**Problem to work on**
Retype each record exactly, please. Skip none.
*** Records for this exercise Section Begins ***
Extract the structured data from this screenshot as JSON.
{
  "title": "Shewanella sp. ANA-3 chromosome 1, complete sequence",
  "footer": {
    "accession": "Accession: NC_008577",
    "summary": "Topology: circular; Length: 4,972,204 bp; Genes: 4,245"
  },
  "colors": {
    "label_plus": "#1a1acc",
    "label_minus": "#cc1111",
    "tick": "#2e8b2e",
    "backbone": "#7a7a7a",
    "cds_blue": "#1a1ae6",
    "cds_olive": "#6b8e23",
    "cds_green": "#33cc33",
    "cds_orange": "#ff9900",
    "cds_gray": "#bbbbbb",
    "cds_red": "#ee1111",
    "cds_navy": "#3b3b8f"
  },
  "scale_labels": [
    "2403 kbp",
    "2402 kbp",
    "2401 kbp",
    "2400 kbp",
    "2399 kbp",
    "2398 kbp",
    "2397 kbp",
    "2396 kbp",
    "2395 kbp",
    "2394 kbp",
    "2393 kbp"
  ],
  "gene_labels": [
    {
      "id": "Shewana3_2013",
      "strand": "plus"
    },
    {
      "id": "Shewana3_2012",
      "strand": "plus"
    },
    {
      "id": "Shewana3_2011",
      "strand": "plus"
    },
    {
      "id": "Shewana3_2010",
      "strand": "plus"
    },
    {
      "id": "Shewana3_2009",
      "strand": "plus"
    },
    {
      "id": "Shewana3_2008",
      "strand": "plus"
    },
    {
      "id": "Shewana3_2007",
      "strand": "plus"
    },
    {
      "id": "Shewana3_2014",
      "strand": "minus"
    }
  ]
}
*** Records for this exercise Section Ends ***
**Result for this task**
Extract the structured data from this screenshot as JSON.
{
  "title": "Shewanella sp. ANA-3 chromosome 1, complete sequence",
  "footer": {
    "accession": "Accession: NC_008577",
    "summary": "Topology: circular; Length: 4,972,204 bp; Genes: 4,245"
  },
  "colors": {
    "label_plus": "#1a1acc",
    "label_minus": "#cc1111",
    "tick": "#2e8b2e",
    "backbone": "#7a7a7a",
    "cds_blue": "#1a1ae6",
    "cds_olive": "#6b8e23",
    "cds_green": "#33cc33",
    "cds_orange": "#ff9900",
    "cds_gray": "#bbbbbb",
    "cds_red": "#ee1111",
    "cds_navy": "#3b3b8f"
  },
  "scale_labels": [
    "2403 kbp",
    "2402 kbp",
    "2401 kbp",
    "2400 kbp",
    "2399 kbp",
    "2398 kbp",
    "2397 kbp",
    "2396 kbp",
    "2395 kbp",
    "2394 kbp",
    "2393 kbp"
  ],
  "gene_labels": [
    {
      "id": "Shewana3_2013",
      "strand": "plus"
    },
    {
      "id": "Shewana3_2012",
      "strand": "plus"
    },
    {
      "id": "Shewana3_2011",
      "strand": "plus"
    },
    {
      "id": "Shewana3_2010",
      "strand": "plus"
    },
    {
      "id": "Shewana3_2009",
      "strand": "plus"
    },
    {
      "id": "Shewana3_2008",
      "strand": "plus"
    },
    {
      "id": "Shewana3_2007",
      "strand": "plus"
    },
    {
      "id": "Shewana3_2014",
      "strand": "minus"
    }
  ]
}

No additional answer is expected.